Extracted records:
--- Begin ---

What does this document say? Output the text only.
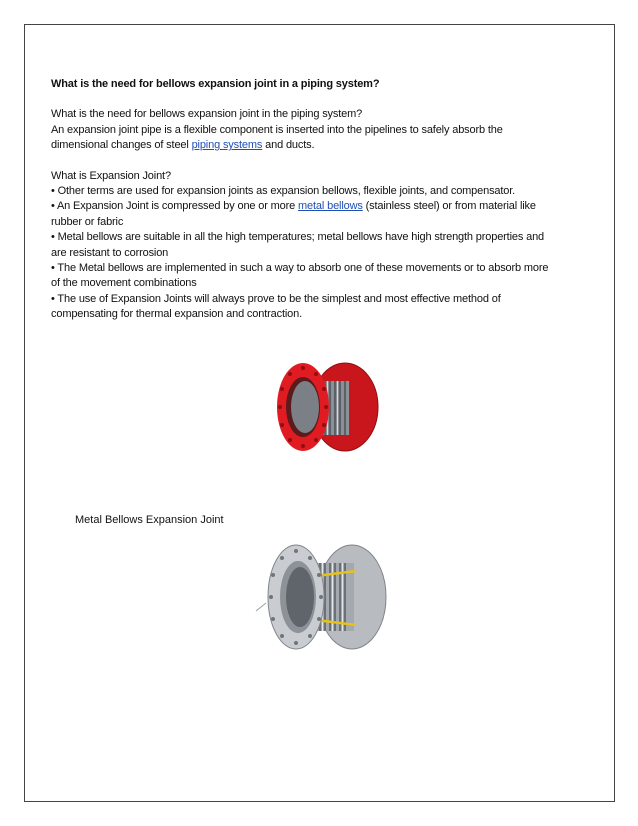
What is the need for bellows expansion joint in a piping system?

What is the need for bellows expansion joint in the piping system?

An expansion joint pipe is a flexible component is inserted into the pipelines to safely absorb the dimensional changes of steel piping systems and ducts.

What is Expansion Joint?

• Other terms are used for expansion joints as expansion bellows, flexible joints, and compensator.

• An Expansion Joint is compressed by one or more metal bellows (stainless steel) or from material like rubber or fabric

• Metal bellows are suitable in all the high temperatures; metal bellows have high strength properties and are resistant to corrosion

• The Metal bellows are implemented in such a way to absorb one of these movements or to absorb more of the movement combinations

• The use of Expansion Joints will always prove to be the simplest and most effective method of compensating for thermal expansion and contraction.

Metal Bellows Expansion Joint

--- End ---

▶ **What is required**: Without including any pictures, print each record exactly.

▶ **Exercise solution**:
What does this document say? Output the text only.
What is the need for bellows expansion joint in a piping system?

What is the need for bellows expansion joint in the piping system?

An expansion joint pipe is a flexible component is inserted into the pipelines to safely absorb the dimensional changes of steel piping systems and ducts.

What is Expansion Joint?

• Other terms are used for expansion joints as expansion bellows, flexible joints, and compensator.

• An Expansion Joint is compressed by one or more metal bellows (stainless steel) or from material like rubber or fabric

• Metal bellows are suitable in all the high temperatures; metal bellows have high strength properties and are resistant to corrosion

• The Metal bellows are implemented in such a way to absorb one of these movements or to absorb more of the movement combinations

• The use of Expansion Joints will always prove to be the simplest and most effective method of compensating for thermal expansion and contraction.

Metal Bellows Expansion Joint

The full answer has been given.